WHAT IS REQUIRED: In the data that follows, count the lines in which the word "JSON" occurs, and report that figure alone.

________________

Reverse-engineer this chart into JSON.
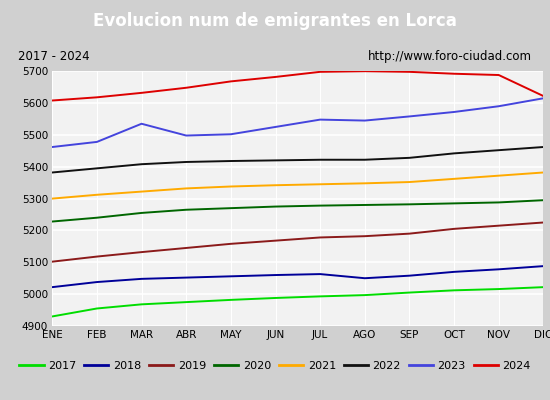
{
  "title": "Evolucion num de emigrantes en Lorca",
  "subtitle_left": "2017 - 2024",
  "subtitle_right": "http://www.foro-ciudad.com",
  "title_bg_color": "#4a7fc1",
  "title_text_color": "white",
  "months": [
    "ENE",
    "FEB",
    "MAR",
    "ABR",
    "MAY",
    "JUN",
    "JUL",
    "AGO",
    "SEP",
    "OCT",
    "NOV",
    "DIC"
  ],
  "ylim": [
    4900,
    5700
  ],
  "yticks": [
    4900,
    5000,
    5100,
    5200,
    5300,
    5400,
    5500,
    5600,
    5700
  ],
  "series": {
    "2017": {
      "color": "#00dd00",
      "values": [
        4930,
        4955,
        4968,
        4975,
        4982,
        4988,
        4993,
        4997,
        5005,
        5012,
        5016,
        5022
      ]
    },
    "2018": {
      "color": "#000099",
      "values": [
        5022,
        5038,
        5048,
        5052,
        5056,
        5060,
        5063,
        5050,
        5058,
        5070,
        5078,
        5088
      ]
    },
    "2019": {
      "color": "#8b1a1a",
      "values": [
        5102,
        5118,
        5132,
        5145,
        5158,
        5168,
        5178,
        5182,
        5190,
        5205,
        5215,
        5225
      ]
    },
    "2020": {
      "color": "#006600",
      "values": [
        5228,
        5240,
        5255,
        5265,
        5270,
        5275,
        5278,
        5280,
        5282,
        5285,
        5288,
        5295
      ]
    },
    "2021": {
      "color": "#ffaa00",
      "values": [
        5300,
        5312,
        5322,
        5332,
        5338,
        5342,
        5345,
        5348,
        5352,
        5362,
        5372,
        5382
      ]
    },
    "2022": {
      "color": "#111111",
      "values": [
        5382,
        5395,
        5408,
        5415,
        5418,
        5420,
        5422,
        5422,
        5428,
        5442,
        5452,
        5462
      ]
    },
    "2023": {
      "color": "#4444dd",
      "values": [
        5462,
        5478,
        5535,
        5498,
        5502,
        5525,
        5548,
        5545,
        5558,
        5572,
        5590,
        5615
      ]
    },
    "2024": {
      "color": "#dd0000",
      "values": [
        5608,
        5618,
        5632,
        5648,
        5668,
        5682,
        5698,
        5700,
        5698,
        5692,
        5688,
        5622
      ]
    }
  }
}
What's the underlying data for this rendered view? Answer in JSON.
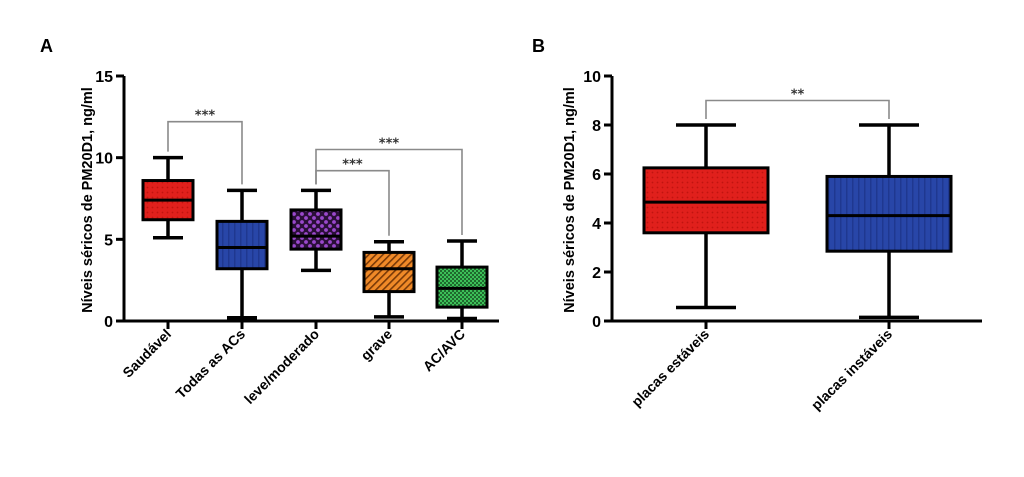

________________

THE REPLY: 2